Task to complete: Print each of the entries exactly, leaving nothing out.

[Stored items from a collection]

[Begin]

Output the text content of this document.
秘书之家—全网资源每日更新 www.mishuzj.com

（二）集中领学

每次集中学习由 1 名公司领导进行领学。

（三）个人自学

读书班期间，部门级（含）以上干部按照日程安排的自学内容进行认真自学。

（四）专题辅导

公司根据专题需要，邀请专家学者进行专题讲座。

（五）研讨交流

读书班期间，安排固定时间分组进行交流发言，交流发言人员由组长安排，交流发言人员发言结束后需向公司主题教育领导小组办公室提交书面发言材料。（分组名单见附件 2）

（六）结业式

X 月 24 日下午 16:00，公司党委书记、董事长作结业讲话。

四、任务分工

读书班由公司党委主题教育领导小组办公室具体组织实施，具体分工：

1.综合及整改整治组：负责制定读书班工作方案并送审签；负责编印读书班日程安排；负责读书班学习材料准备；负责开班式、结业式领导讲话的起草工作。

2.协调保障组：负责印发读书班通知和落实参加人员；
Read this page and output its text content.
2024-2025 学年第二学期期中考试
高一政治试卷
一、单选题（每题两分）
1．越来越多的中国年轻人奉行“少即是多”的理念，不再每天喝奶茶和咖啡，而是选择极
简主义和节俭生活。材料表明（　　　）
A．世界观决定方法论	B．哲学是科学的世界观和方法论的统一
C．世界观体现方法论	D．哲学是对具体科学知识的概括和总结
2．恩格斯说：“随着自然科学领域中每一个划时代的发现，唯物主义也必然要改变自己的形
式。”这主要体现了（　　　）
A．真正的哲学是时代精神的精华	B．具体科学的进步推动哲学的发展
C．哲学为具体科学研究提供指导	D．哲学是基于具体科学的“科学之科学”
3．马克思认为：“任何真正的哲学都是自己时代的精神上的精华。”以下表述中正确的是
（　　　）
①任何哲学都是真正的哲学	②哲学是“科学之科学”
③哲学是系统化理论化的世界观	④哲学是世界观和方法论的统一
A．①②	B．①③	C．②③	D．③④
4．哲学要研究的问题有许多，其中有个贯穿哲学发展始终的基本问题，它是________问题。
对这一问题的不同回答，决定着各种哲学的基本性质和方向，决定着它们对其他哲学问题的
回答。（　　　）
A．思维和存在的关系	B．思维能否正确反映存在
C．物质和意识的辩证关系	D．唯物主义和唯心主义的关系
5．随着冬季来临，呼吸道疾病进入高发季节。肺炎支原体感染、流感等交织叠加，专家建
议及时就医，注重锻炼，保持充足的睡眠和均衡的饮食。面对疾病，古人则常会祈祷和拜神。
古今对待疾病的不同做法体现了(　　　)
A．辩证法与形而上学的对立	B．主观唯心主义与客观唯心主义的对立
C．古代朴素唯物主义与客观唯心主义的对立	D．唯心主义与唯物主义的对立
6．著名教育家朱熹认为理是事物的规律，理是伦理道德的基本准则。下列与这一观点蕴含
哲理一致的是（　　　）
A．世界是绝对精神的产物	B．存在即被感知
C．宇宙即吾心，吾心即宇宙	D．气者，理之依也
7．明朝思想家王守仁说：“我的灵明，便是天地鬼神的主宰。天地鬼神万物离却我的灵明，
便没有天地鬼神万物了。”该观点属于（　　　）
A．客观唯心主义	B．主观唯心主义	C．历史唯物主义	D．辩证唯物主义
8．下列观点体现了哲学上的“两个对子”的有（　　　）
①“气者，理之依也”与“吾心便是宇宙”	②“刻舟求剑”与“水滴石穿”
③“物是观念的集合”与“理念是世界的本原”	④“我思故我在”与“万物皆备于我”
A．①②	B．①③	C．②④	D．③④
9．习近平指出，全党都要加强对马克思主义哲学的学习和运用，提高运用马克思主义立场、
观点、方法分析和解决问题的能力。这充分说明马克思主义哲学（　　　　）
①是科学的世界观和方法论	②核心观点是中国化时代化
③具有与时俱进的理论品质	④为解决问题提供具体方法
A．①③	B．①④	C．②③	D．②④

[End]

The completed task:
Output the text content of this document.
秘书之家—全网资源每日更新 www.mishuzj.com

（二）集中领学

每次集中学习由 1 名公司领导进行领学。

（三）个人自学

读书班期间，部门级（含）以上干部按照日程安排的自学内容进行认真自学。

（四）专题辅导

公司根据专题需要，邀请专家学者进行专题讲座。

（五）研讨交流

读书班期间，安排固定时间分组进行交流发言，交流发言人员由组长安排，交流发言人员发言结束后需向公司主题教育领导小组办公室提交书面发言材料。（分组名单见附件 2）

（六）结业式

X 月 24 日下午 16:00，公司党委书记、董事长作结业讲话。

四、任务分工

读书班由公司党委主题教育领导小组办公室具体组织实施，具体分工：

1.综合及整改整治组：负责制定读书班工作方案并送审签；负责编印读书班日程安排；负责读书班学习材料准备；负责开班式、结业式领导讲话的起草工作。

2.协调保障组：负责印发读书班通知和落实参加人员；
Read this page and output its text content.
2024-2025 学年第二学期期中考试
高一政治试卷
一、单选题（每题两分）
1．越来越多的中国年轻人奉行“少即是多”的理念，不再每天喝奶茶和咖啡，而是选择极
简主义和节俭生活。材料表明（　　　）
A．世界观决定方法论	B．哲学是科学的世界观和方法论的统一
C．世界观体现方法论	D．哲学是对具体科学知识的概括和总结
2．恩格斯说：“随着自然科学领域中每一个划时代的发现，唯物主义也必然要改变自己的形
式。”这主要体现了（　　　）
A．真正的哲学是时代精神的精华	B．具体科学的进步推动哲学的发展
C．哲学为具体科学研究提供指导	D．哲学是基于具体科学的“科学之科学”
3．马克思认为：“任何真正的哲学都是自己时代的精神上的精华。”以下表述中正确的是
（　　　）
①任何哲学都是真正的哲学	②哲学是“科学之科学”
③哲学是系统化理论化的世界观	④哲学是世界观和方法论的统一
A．①②	B．①③	C．②③	D．③④
4．哲学要研究的问题有许多，其中有个贯穿哲学发展始终的基本问题，它是________问题。
对这一问题的不同回答，决定着各种哲学的基本性质和方向，决定着它们对其他哲学问题的
回答。（　　　）
A．思维和存在的关系	B．思维能否正确反映存在
C．物质和意识的辩证关系	D．唯物主义和唯心主义的关系
5．随着冬季来临，呼吸道疾病进入高发季节。肺炎支原体感染、流感等交织叠加，专家建
议及时就医，注重锻炼，保持充足的睡眠和均衡的饮食。面对疾病，古人则常会祈祷和拜神。
古今对待疾病的不同做法体现了(　　　)
A．辩证法与形而上学的对立	B．主观唯心主义与客观唯心主义的对立
C．古代朴素唯物主义与客观唯心主义的对立	D．唯心主义与唯物主义的对立
6．著名教育家朱熹认为理是事物的规律，理是伦理道德的基本准则。下列与这一观点蕴含
哲理一致的是（　　　）
A．世界是绝对精神的产物	B．存在即被感知
C．宇宙即吾心，吾心即宇宙	D．气者，理之依也
7．明朝思想家王守仁说：“我的灵明，便是天地鬼神的主宰。天地鬼神万物离却我的灵明，
便没有天地鬼神万物了。”该观点属于（　　　）
A．客观唯心主义	B．主观唯心主义	C．历史唯物主义	D．辩证唯物主义
8．下列观点体现了哲学上的“两个对子”的有（　　　）
①“气者，理之依也”与“吾心便是宇宙”	②“刻舟求剑”与“水滴石穿”
③“物是观念的集合”与“理念是世界的本原”	④“我思故我在”与“万物皆备于我”
A．①②	B．①③	C．②④	D．③④
9．习近平指出，全党都要加强对马克思主义哲学的学习和运用，提高运用马克思主义立场、
观点、方法分析和解决问题的能力。这充分说明马克思主义哲学（　　　　）
①是科学的世界观和方法论	②核心观点是中国化时代化
③具有与时俱进的理论品质	④为解决问题提供具体方法
A．①③	B．①④	C．②③	D．②④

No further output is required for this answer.